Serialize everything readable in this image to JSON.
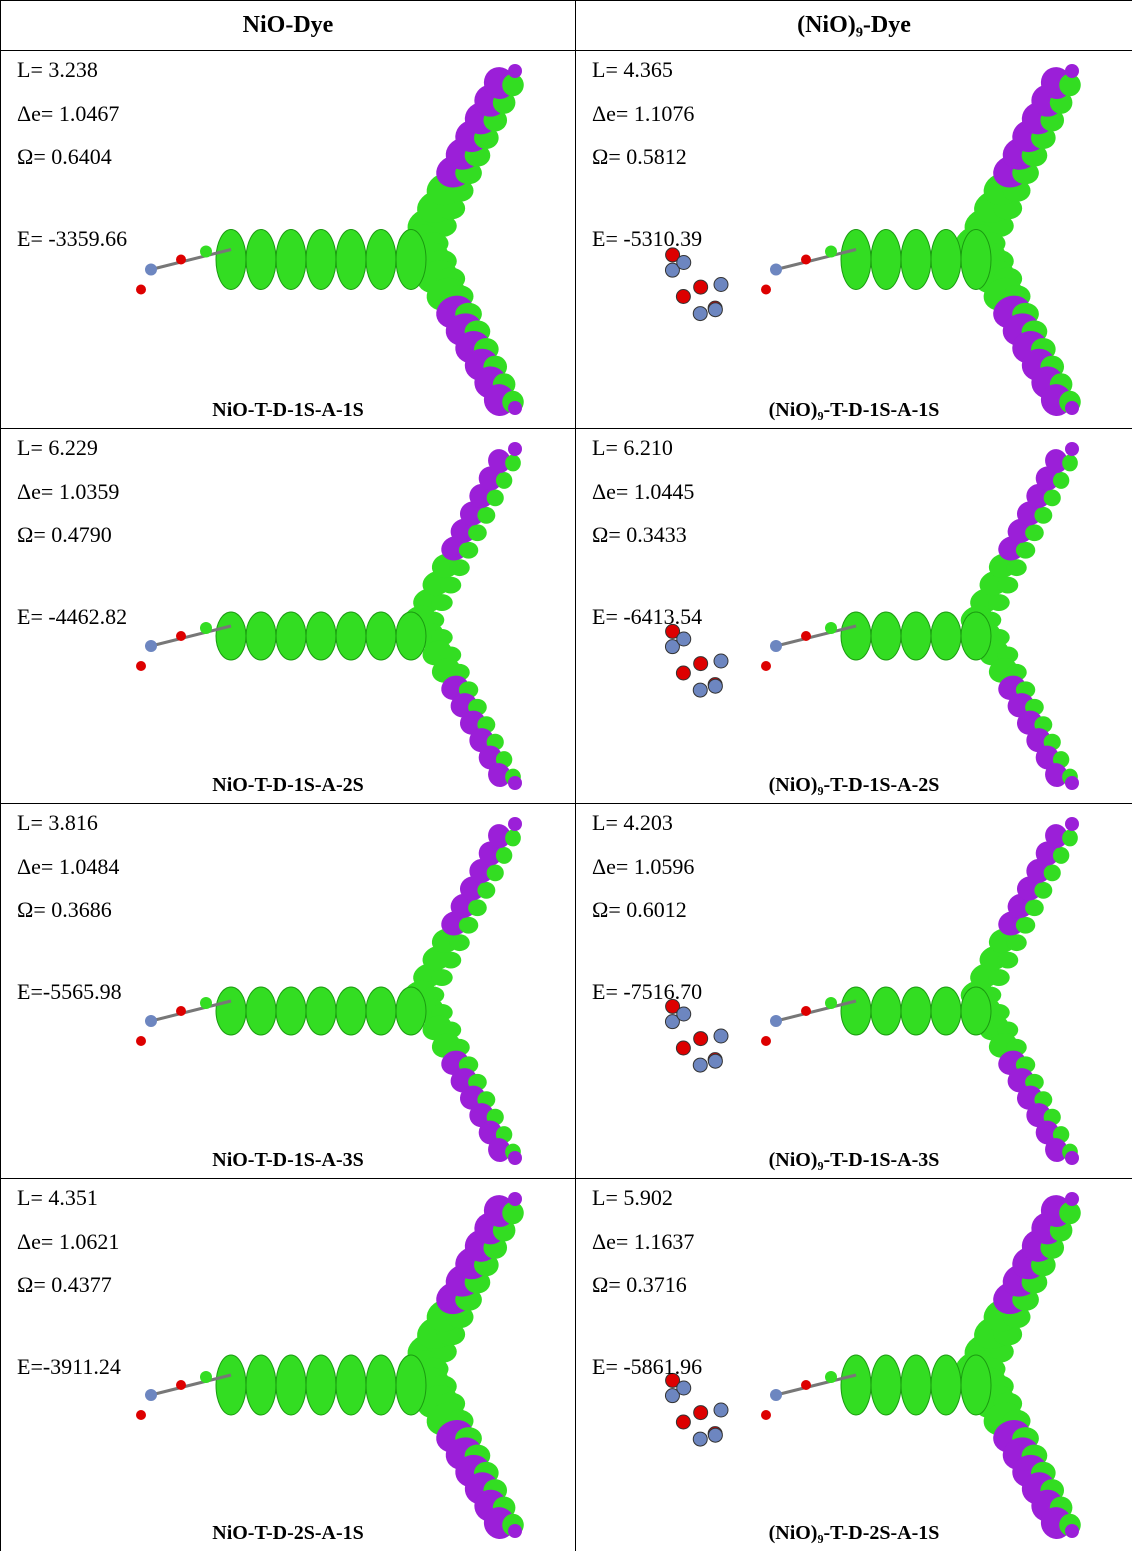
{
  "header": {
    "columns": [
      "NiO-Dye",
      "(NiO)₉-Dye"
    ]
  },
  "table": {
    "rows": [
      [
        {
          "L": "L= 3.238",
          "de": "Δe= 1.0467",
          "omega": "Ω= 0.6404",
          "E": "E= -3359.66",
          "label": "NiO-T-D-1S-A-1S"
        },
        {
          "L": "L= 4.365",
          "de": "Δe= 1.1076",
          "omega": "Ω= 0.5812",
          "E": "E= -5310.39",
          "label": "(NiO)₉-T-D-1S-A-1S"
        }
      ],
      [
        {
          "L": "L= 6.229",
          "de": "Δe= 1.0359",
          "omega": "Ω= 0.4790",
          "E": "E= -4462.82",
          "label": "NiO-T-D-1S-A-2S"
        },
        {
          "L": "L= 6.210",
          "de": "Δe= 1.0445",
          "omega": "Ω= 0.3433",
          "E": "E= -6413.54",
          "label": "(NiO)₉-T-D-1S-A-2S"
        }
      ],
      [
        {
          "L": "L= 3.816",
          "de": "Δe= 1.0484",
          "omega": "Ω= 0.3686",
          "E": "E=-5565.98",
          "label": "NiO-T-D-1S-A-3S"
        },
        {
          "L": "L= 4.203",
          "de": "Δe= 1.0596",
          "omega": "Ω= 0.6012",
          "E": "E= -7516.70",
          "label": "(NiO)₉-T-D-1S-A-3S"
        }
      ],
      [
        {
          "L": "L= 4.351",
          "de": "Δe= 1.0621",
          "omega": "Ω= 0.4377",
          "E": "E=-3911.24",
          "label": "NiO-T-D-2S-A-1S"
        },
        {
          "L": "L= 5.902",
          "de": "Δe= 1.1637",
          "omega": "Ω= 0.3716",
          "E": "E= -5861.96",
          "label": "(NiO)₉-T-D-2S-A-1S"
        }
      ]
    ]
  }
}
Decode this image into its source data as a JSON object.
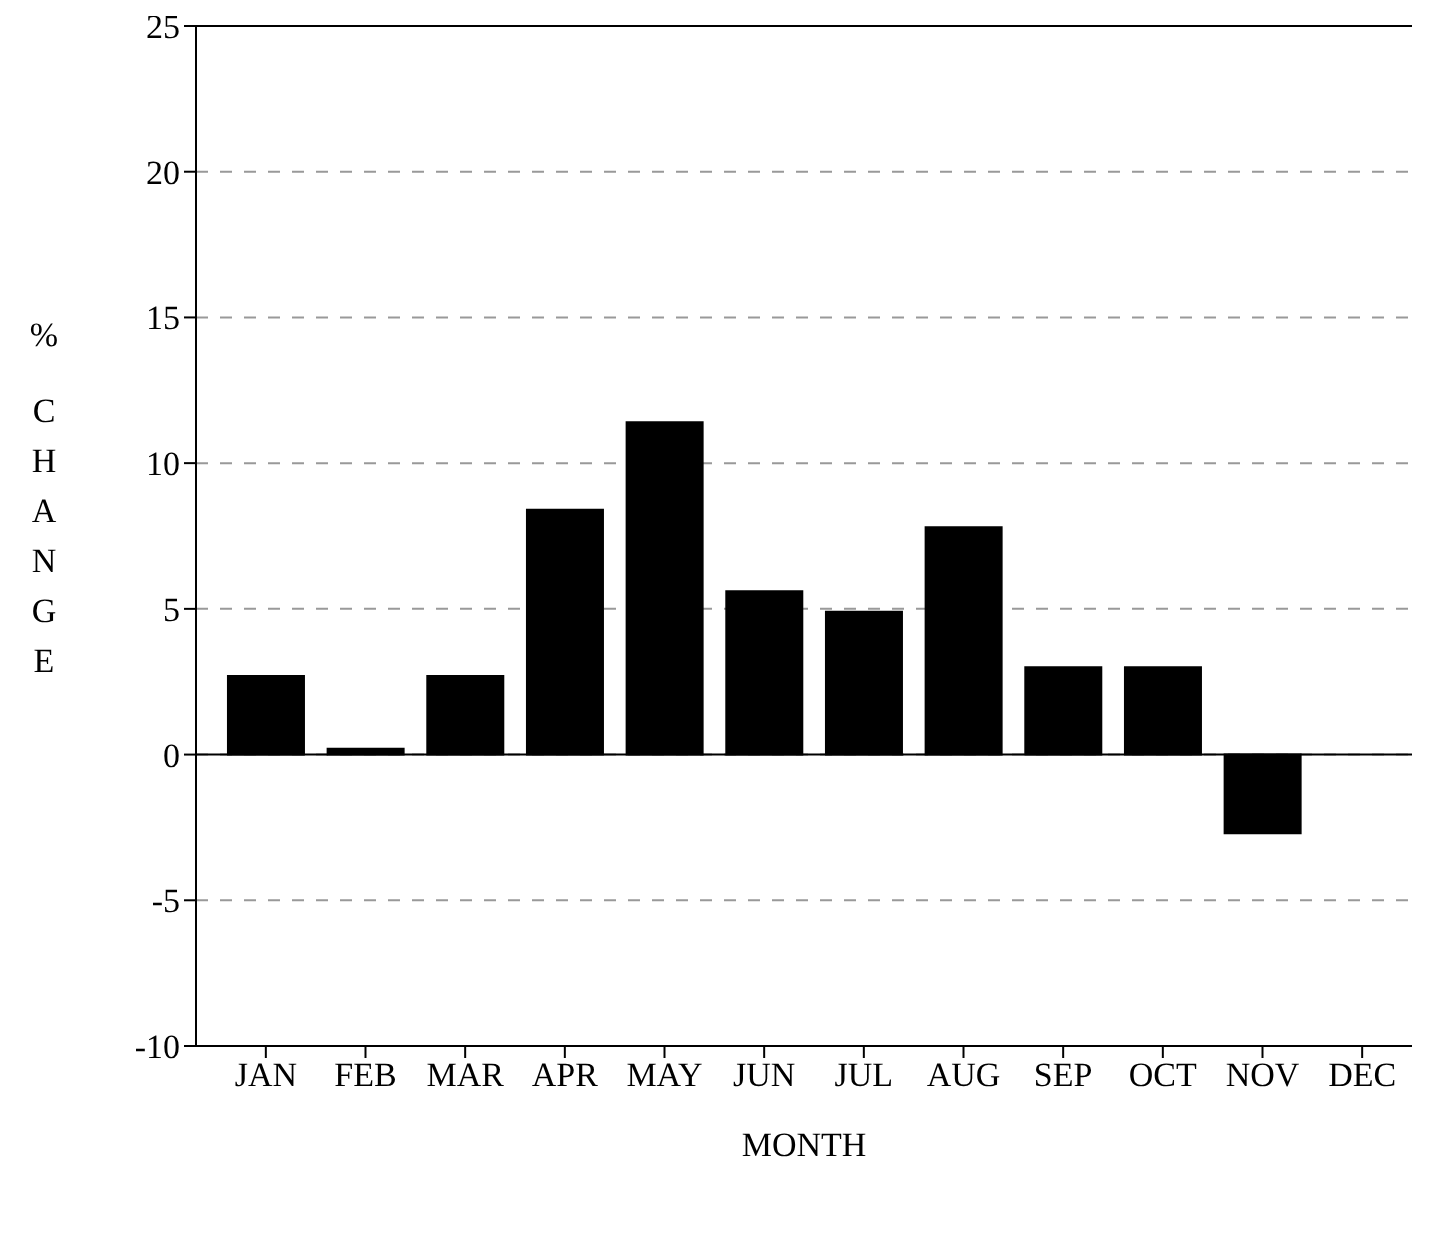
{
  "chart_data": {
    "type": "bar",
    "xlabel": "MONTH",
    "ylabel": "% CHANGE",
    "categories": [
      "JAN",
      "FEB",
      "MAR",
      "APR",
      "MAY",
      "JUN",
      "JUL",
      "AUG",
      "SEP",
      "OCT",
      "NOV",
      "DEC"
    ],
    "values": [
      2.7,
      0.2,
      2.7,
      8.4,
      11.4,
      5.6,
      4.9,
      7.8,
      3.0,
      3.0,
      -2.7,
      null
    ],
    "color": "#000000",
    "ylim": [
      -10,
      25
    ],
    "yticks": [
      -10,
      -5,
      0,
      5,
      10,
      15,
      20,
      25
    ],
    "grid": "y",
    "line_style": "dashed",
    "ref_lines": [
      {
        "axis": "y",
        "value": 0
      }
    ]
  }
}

—————

_Task objective_
Up to and including the last line of the listing, starting at the line with "Decode this image", extract every line exactly and leave out the pictures.

_Exercise output_
Decode this image into its source data as a JSON object.
{
  "chart_data": {
    "type": "bar",
    "xlabel": "MONTH",
    "ylabel": "% CHANGE",
    "categories": [
      "JAN",
      "FEB",
      "MAR",
      "APR",
      "MAY",
      "JUN",
      "JUL",
      "AUG",
      "SEP",
      "OCT",
      "NOV",
      "DEC"
    ],
    "values": [
      2.7,
      0.2,
      2.7,
      8.4,
      11.4,
      5.6,
      4.9,
      7.8,
      3.0,
      3.0,
      -2.7,
      null
    ],
    "color": "#000000",
    "ylim": [
      -10,
      25
    ],
    "yticks": [
      -10,
      -5,
      0,
      5,
      10,
      15,
      20,
      25
    ],
    "grid": "y",
    "line_style": "dashed",
    "ref_lines": [
      {
        "axis": "y",
        "value": 0
      }
    ]
  }
}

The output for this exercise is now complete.